Text passage ▸
------------------------------------
Yeah, that doesn’t make a damn bit of sense. And don’t Maxsplain to me, mister.

That wasn’t the only stunningly out-of-character alteration made by that comic. Motivated by similar paranoia, it was revealed that Batman created a surveillance satellite that’s now used to control an army of cyborgs, the OMACs, that infest normal people and turn them into killing machines. Now Max controls them too. Rucka himself wrote the miniseries The OMAC Project that also led into the company-wide crossover Infinite Crisis, so I don’t want to make it sound as if he didn’t have a hand in the events that led to the crash and burn of his Wonder Woman arc. Far from it.

In any case, all that stuff takes over Wonder Woman for the remainder of its run. (The series was discontinued at the end of Rucka’s run, as one of the gimmicks of Infinite Crisis would be that Superman, Batman and Wonder Woman all took a year off from superheroics at the end of it. Mind you, the boys got to keep their books running, as usual, while hers had to start over again.)

In one of Superman’s many comics (Adventures of Superman #642), Wonder Woman had managed to stop the hero from killing Batman in his Max-induced delirium. She then went after Max, and this issue of her own title opens with him compelling Superman to try to kill her, thinking she’s his old indestructible foe Doomsday.  Diana tries to reason with Max, but like I said, he’s become a standard-issue supervillain now and isn’t about to let Superman out of his clutches. The battle between Wonder Woman and Superman is pretty damned brutal, and she has to struggle just to survive.

Man, comic writers love that maneuver. Batman once used it against the Hulk.

Fortunately, even if she’s not as strong as he is, she’s a better fighter, so she manages to hold her own. He does snap one of her wrists, though, so it’s a good thing that the current design of her bullet-defecting bracelets is long enough that one can be used as a makeshift cast. She even manages to wound him with her tiara, presumably because he’s vulnerable to magic (not any more vulnerable to it than anyone else is, but not any less, either).

So much teeth-gritting!

It’s a hell of a fight, and the issue is worth reading for that alone. But unfortunately, this issue is remembered for one thing, and it’s something that defined Wonder Woman right up until the “New 52” reboot last year. Max says the only way to free Superman from his control is to kill him, and Diana believes him, snapping his neck like it’s nothing. It’s even worse because he’s tied up in her magic lasso at the time, seemingly helpless.

The broken neck that launched a thousand lectures.

For a long time, that would be all that anyone talked about when they talked about Wonder Woman, how she killed a guy. It seemed like every time she’d team up with anyone, they’d moralize at her about it. Superman and Batman were the most insufferable about it.  It became her thing—she was the one who killed Max Lord. It’s especially a shame because it inextricably linked these two characters who’d never had much of anything to do with each other. In the Blackest Night crossover event, when the dead came back as zombies to haunt people, usually those closest to them, who came for Wonder Woman?  Yep, Max, and only Max—someone she’d never really given a rat’s ass about one way or another, as far as anyone could tell, until it became necessary to kill him.
------------------------------------
Challenge 1 ▸ List the pieces of Wonder Woman's equipment that the comic review mentions during her fight with Superman.
Challenge 2 ▸ Write the next paragraph of the comic review about Wonder Woman, picking up after its final sentence.

Region and label listings
------------------------------------
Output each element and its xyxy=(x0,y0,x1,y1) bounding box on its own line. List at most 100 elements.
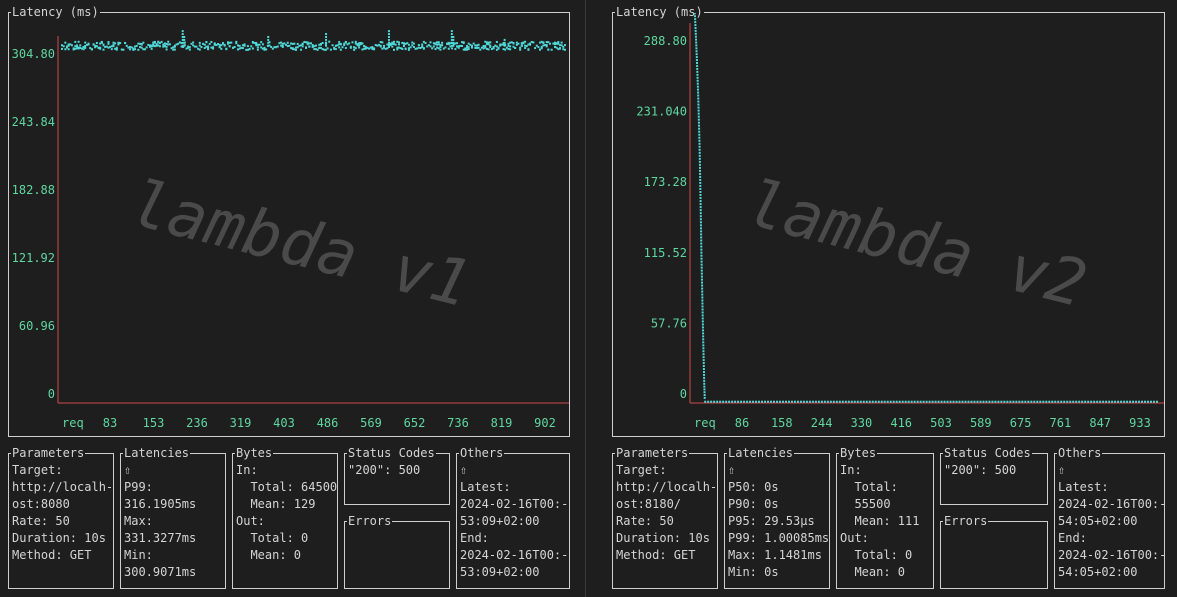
data-point xyxy=(699,203,702,206)
data-point xyxy=(1078,400,1081,403)
data-point xyxy=(319,43,322,46)
data-point xyxy=(1012,400,1015,403)
data-point xyxy=(392,48,395,51)
data-point xyxy=(767,400,770,403)
data-point xyxy=(354,47,357,50)
info-line: Mean: 0 xyxy=(840,565,906,579)
data-point xyxy=(472,42,475,45)
data-point xyxy=(700,257,703,260)
data-point xyxy=(467,48,470,51)
data-point xyxy=(889,400,892,403)
info-line: Target: xyxy=(616,463,667,477)
info-line: Max: 1.1481ms xyxy=(728,548,822,562)
data-point xyxy=(115,47,118,50)
data-point xyxy=(260,41,263,44)
data-point xyxy=(698,133,701,136)
data-point xyxy=(702,332,705,335)
data-point xyxy=(694,24,697,27)
data-point xyxy=(321,41,324,44)
data-point xyxy=(700,227,703,230)
data-point xyxy=(325,35,328,38)
data-point xyxy=(165,48,168,51)
data-point xyxy=(195,45,198,48)
data-point xyxy=(1087,400,1090,403)
y-tick-label: 57.76 xyxy=(651,316,687,330)
data-point xyxy=(1144,400,1147,403)
data-point xyxy=(444,46,447,49)
info-line: 2024-02-16T00:- xyxy=(460,548,569,562)
data-point xyxy=(699,181,702,184)
data-point xyxy=(107,41,110,44)
latency-chart-frame: Latency (ms) lambda v2 288.80 231.040 173.2… xyxy=(612,4,1165,437)
info-line: Total: xyxy=(840,480,898,494)
data-point xyxy=(286,41,289,44)
data-point xyxy=(743,400,746,403)
info-line: 53:09+02:00 xyxy=(460,565,540,579)
data-point xyxy=(1111,400,1114,403)
data-point xyxy=(504,48,507,51)
data-point xyxy=(694,29,697,32)
data-point xyxy=(301,45,304,48)
data-point xyxy=(749,400,752,403)
info-line: ⇧ xyxy=(728,463,736,477)
data-point xyxy=(697,106,700,109)
data-point xyxy=(700,275,703,278)
data-point xyxy=(503,41,506,44)
data-point xyxy=(877,400,880,403)
data-point xyxy=(874,400,877,403)
info-line: 54:05+02:00 xyxy=(1058,565,1138,579)
data-point xyxy=(65,46,68,49)
data-point xyxy=(452,41,455,44)
info-line: Latest: xyxy=(1058,480,1109,494)
info-line: 300.9071ms xyxy=(124,565,197,579)
info-line: Latest: xyxy=(460,480,511,494)
data-point xyxy=(429,45,432,48)
info-line: End: xyxy=(460,531,489,545)
data-point xyxy=(695,59,698,62)
data-point xyxy=(431,47,434,50)
data-point xyxy=(805,400,808,403)
data-point xyxy=(698,124,701,127)
data-point xyxy=(955,400,958,403)
x-tick-label: 675 xyxy=(1010,416,1032,430)
data-point xyxy=(1048,400,1051,403)
data-point xyxy=(847,400,850,403)
data-point xyxy=(737,400,740,403)
data-point xyxy=(1000,400,1003,403)
data-point xyxy=(487,48,490,51)
data-point xyxy=(256,46,259,49)
data-point xyxy=(203,43,206,46)
data-point xyxy=(970,400,973,403)
data-point xyxy=(817,400,820,403)
info-line: Total: 64500 xyxy=(236,480,338,494)
data-point xyxy=(207,47,210,50)
data-point xyxy=(958,400,961,403)
data-point xyxy=(79,44,82,47)
data-point xyxy=(517,42,520,45)
data-point xyxy=(697,103,700,106)
data-point xyxy=(1042,400,1045,403)
data-point xyxy=(1090,400,1093,403)
data-point xyxy=(450,30,453,33)
data-point xyxy=(200,46,203,49)
data-point xyxy=(988,400,991,403)
data-point xyxy=(700,254,703,257)
data-point xyxy=(228,45,231,48)
data-point xyxy=(421,43,424,46)
data-point xyxy=(859,400,862,403)
status-codes-box: Status Codes "200": 500 xyxy=(940,445,1048,505)
data-point xyxy=(450,33,453,36)
data-point xyxy=(140,43,143,46)
bytes-box: Bytes In: Total: 55500 Mean: 111 Out: Tot… xyxy=(836,445,934,589)
data-point xyxy=(529,43,532,46)
data-point xyxy=(940,400,943,403)
data-point xyxy=(412,45,415,48)
data-point xyxy=(698,166,701,169)
status-codes-box: Status Codes "200": 500 xyxy=(344,445,450,505)
data-point xyxy=(331,44,334,47)
data-point xyxy=(238,44,241,47)
status-codes-lines: "200": 500 xyxy=(944,462,1016,479)
data-point xyxy=(84,41,87,44)
data-point xyxy=(524,40,527,43)
data-point xyxy=(701,287,704,290)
------------------------------------
Final answer 1 ▸
- Her bracelets (one is used as a makeshift cast)
- Her tiara
- Her magic lasso

Final answer 2 ▸
And was it necessary? Probably not. Sure, he said it was, with the magic lasso making him tell the truth, but Diana’s supposed to be more creative than that, and just plain better than that. Can I believe that she’d kill someone if there was no other option? Sure, absolutely. She’s a warrior. But she’s also a superhero, one of the most scrupulously ethical of them–and more to the point, one of the smartest. With the old wisdom of Athena, Wonder Woman could surely have come up with a better way. But the big crossover event dictated that she be saddled with this, so that’s what happened.

Nothing like this happens, but it’s a memorable cover. Don’t ass me why. And Batman’s barely in it. 

Wonder Woman vol. 2 #220, DC Comics, October 2005.

Let the moralizing begin! Superman, the guy who nearly killed Wonder Woman mere moments before, and who she just saved from a lifetime of doing Max Lord’s bidding, is very, very disappointed in her. They were best friends, and now he doesn’t like her anymore because she’s a killypants.

Puppydog eyes are one of his lesser-known superpowers.

She stands by her decision as necessary, but there’s no time to debate it because reports are coming in that there are nukes and tidal waves everywhere. Some of these things are false alarms, but not all, and all of them are designed to keep the heroes busy. Because, well, Checkmate, the superspy organization that Max was apparently now running (although he’d never been involved with it before), is doing stuff, and the Brother Eye satellite and its OMACs are doing other stuff, and it’s all very vague and confusing but also very bad.

Yeah, what the freaky eye thing said in the hard-to-read font that looks like a Green Lantern thing but isn’t.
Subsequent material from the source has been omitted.